## Start INFORMATION SUPPLIED

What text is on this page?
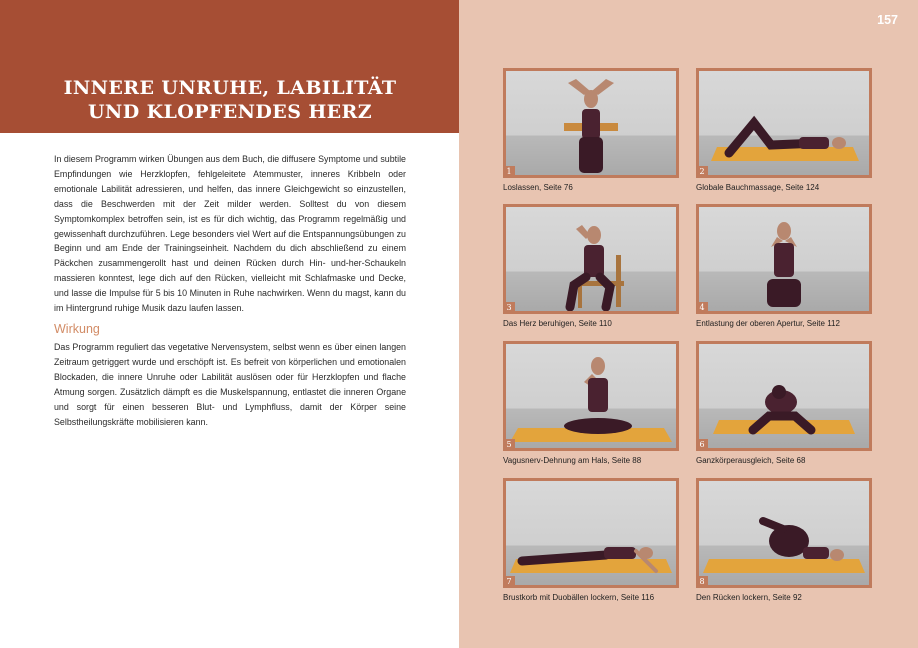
INNERE UNRUHE, LABILITÄT
UND KLOPFENDES HERZ

In diesem Programm wirken Übungen aus dem Buch, die diffusere Symptome und subtile Empfindungen wie Herzklopfen, fehlgeleitete Atemmuster, inneres Kribbeln oder emotionale Labilität adressieren, und helfen, das innere Gleichgewicht so einzustellen, dass die Beschwerden mit der Zeit milder werden. Solltest du von diesem Symptomkomplex betroffen sein, ist es für dich wichtig, das Programm regelmäßig und gewissenhaft durchzuführen. Lege besonders viel Wert auf die Entspannungsübungen zu Beginn und am Ende der Trainingseinheit. Nachdem du dich abschließend zu einem Päckchen zusammengerollt hast und deinen Rücken durch Hin- und-her-Schaukeln massieren konntest, lege dich auf den Rücken, vielleicht mit Schlafmaske und Decke, und lasse die Impulse für 5 bis 10 Minuten in Ruhe nachwirken. Wenn du magst, kann du im Hintergrund ruhige Musik dazu laufen lassen.

Wirkung

Das Programm reguliert das vegetative Nervensystem, selbst wenn es über einen langen Zeitraum getriggert wurde und erschöpft ist. Es befreit von körperlichen und emotionalen Blockaden, die innere Unruhe oder Labilität auslösen oder für Herzklopfen und flache Atmung sorgen. Zusätzlich dämpft es die Muskelspannung, entlastet die inneren Organe und sorgt für einen besseren Blut- und Lymphfluss, damit der Körper seine Selbstheilungskräfte mobilisieren kann.

157
1
Loslassen, Seite 76
2
Globale Bauchmassage, Seite 124
3
Das Herz beruhigen, Seite 110
4
Entlastung der oberen Apertur, Seite 112
5
Vagusnerv-Dehnung am Hals, Seite 88
6
Ganzkörperausgleich, Seite 68
7
Brustkorb mit Duobällen lockern, Seite 116
8
Den Rücken lockern, Seite 92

## End INFORMATION SUPPLIED

- TASK TO COMPLETE -
Copy the entries above faithfully and omit every image.

- SOLUTION TO THE PROBLEM -
What text is on this page?
INNERE UNRUHE, LABILITÄT
UND KLOPFENDES HERZ

In diesem Programm wirken Übungen aus dem Buch, die diffusere Symptome und subtile Empfindungen wie Herzklopfen, fehlgeleitete Atemmuster, inneres Kribbeln oder emotionale Labilität adressieren, und helfen, das innere Gleichgewicht so einzustellen, dass die Beschwerden mit der Zeit milder werden. Solltest du von diesem Symptomkomplex betroffen sein, ist es für dich wichtig, das Programm regelmäßig und gewissenhaft durchzuführen. Lege besonders viel Wert auf die Entspannungsübungen zu Beginn und am Ende der Trainingseinheit. Nachdem du dich abschließend zu einem Päckchen zusammengerollt hast und deinen Rücken durch Hin- und-her-Schaukeln massieren konntest, lege dich auf den Rücken, vielleicht mit Schlafmaske und Decke, und lasse die Impulse für 5 bis 10 Minuten in Ruhe nachwirken. Wenn du magst, kann du im Hintergrund ruhige Musik dazu laufen lassen.

Wirkung

Das Programm reguliert das vegetative Nervensystem, selbst wenn es über einen langen Zeitraum getriggert wurde und erschöpft ist. Es befreit von körperlichen und emotionalen Blockaden, die innere Unruhe oder Labilität auslösen oder für Herzklopfen und flache Atmung sorgen. Zusätzlich dämpft es die Muskelspannung, entlastet die inneren Organe und sorgt für einen besseren Blut- und Lymphfluss, damit der Körper seine Selbstheilungskräfte mobilisieren kann.

157
1
Loslassen, Seite 76
2
Globale Bauchmassage, Seite 124
3
Das Herz beruhigen, Seite 110
4
Entlastung der oberen Apertur, Seite 112
5
Vagusnerv-Dehnung am Hals, Seite 88
6
Ganzkörperausgleich, Seite 68
7
Brustkorb mit Duobällen lockern, Seite 116
8
Den Rücken lockern, Seite 92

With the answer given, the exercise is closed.